▶ **READING TEXT**
Glrx I'd also like to solicit your input on the proposed MVP and the wireframes. Thank you. -- NKohli (WMF) (talk) 17:46, 24 August 2018 (UTC)

Readjusting the user interface page isn't a big deal; it can be done after many users comment. In many ways, it depends on user preferences. You might consider scrolling the source/target underneath the picture. That allows a larger picture and can keep the text being translated close to the picture. I might do source/target as two lines rather than side by side. Labels might be single words, but they also may be longer such as "low pass filter". If you are going to display possible translations, there needs to be a lot of space for them.
A server-side application can discover suitable translation languages from Accept-Languages. A client side application can discover the same information from the browser.

▶ **TO DO**
- A) Reproduce word for word the stretch of the thread above from "Readjusting the user" through "space for them.".
- B) According to the thread above, what can a server-side application use to discover suitable translation languages?
The data that follows comes from a separate source unrelated to the thread above.

▶ **DATASET SECTION**
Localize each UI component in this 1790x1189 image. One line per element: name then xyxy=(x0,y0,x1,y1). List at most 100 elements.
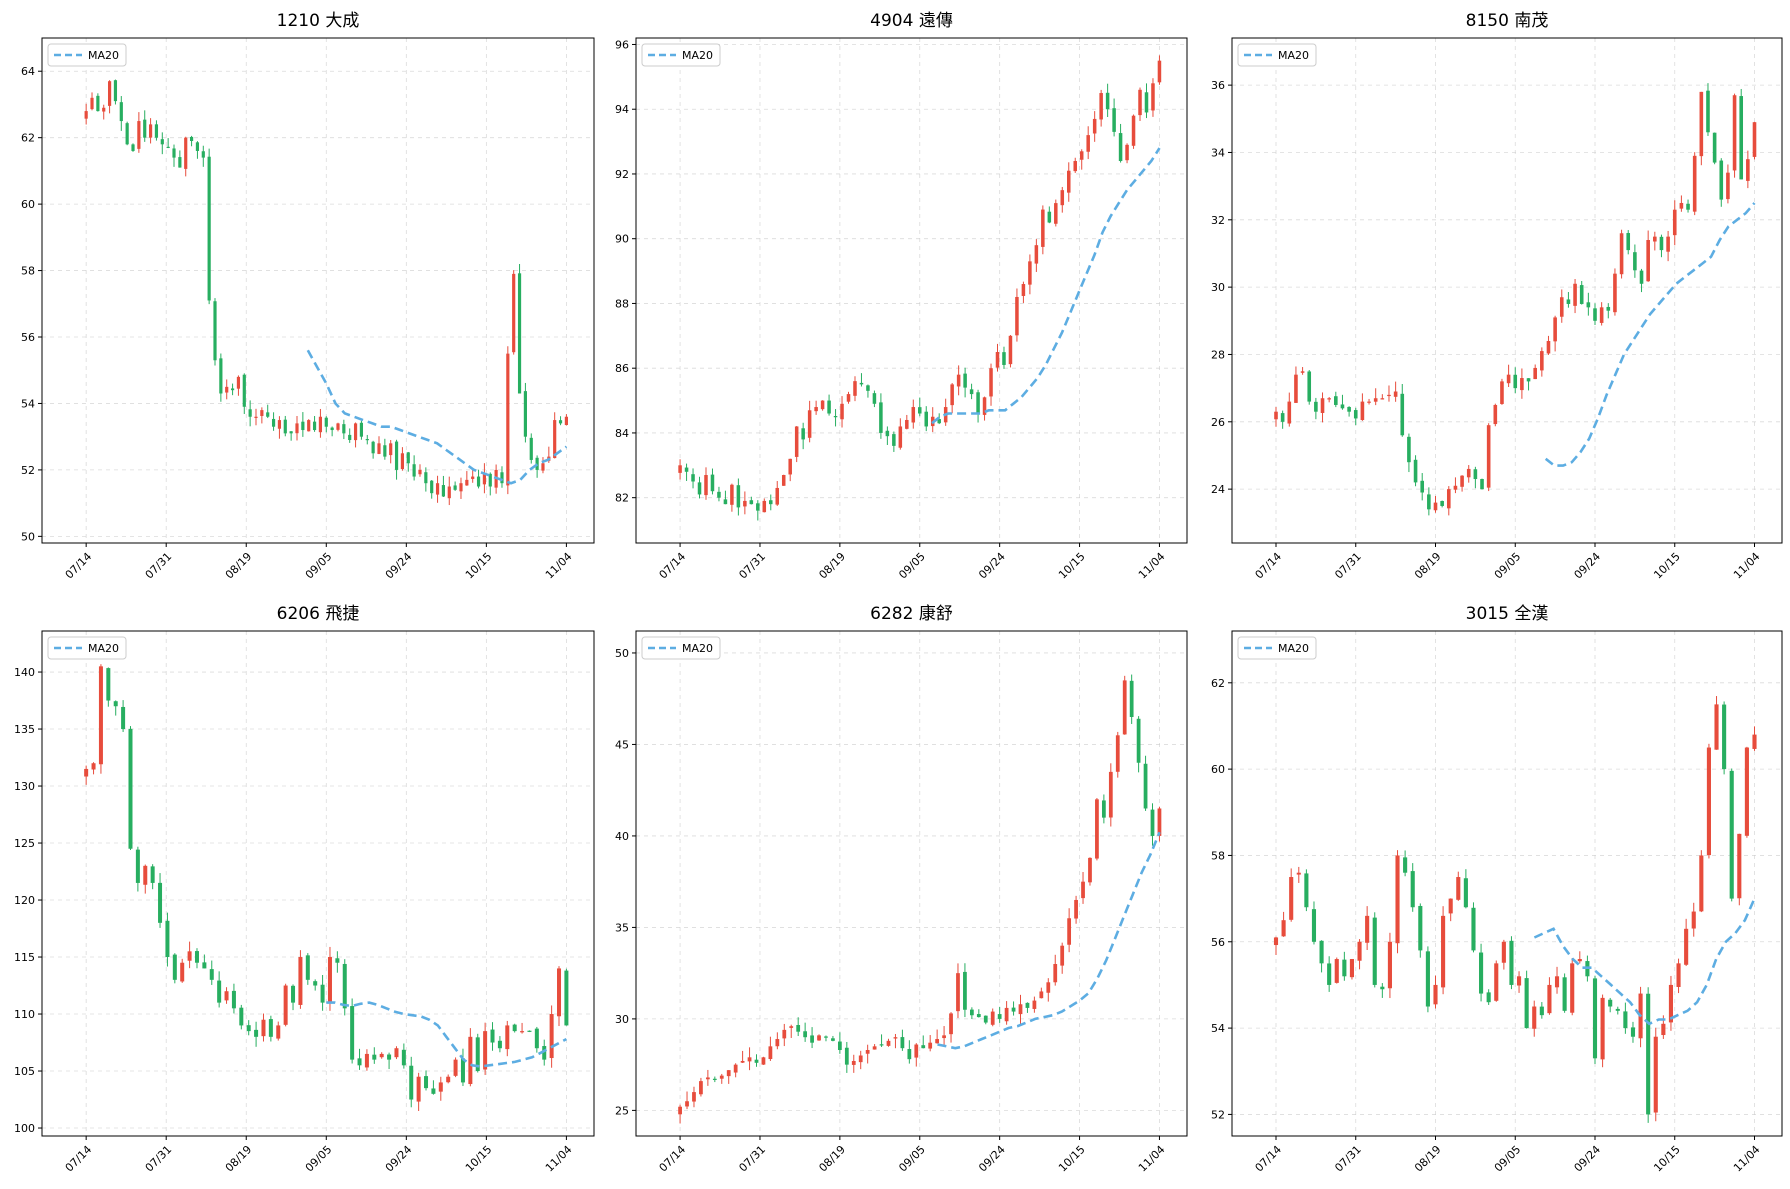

▶ **TASK-BY-TASK SOLUTIONS**
- A)
Readjusting the user interface page isn't a big deal; it can be done after many users comment. In many ways, it depends on user preferences. You might consider scrolling the source/target underneath the picture. That allows a larger picture and can keep the text being translated close to the picture. I might do source/target as two lines rather than side by side. Labels might be single words, but they also may be longer such as "low pass filter". If you are going to display possible translations, there needs to be a lot of space for them.

- B) Accept-Languages.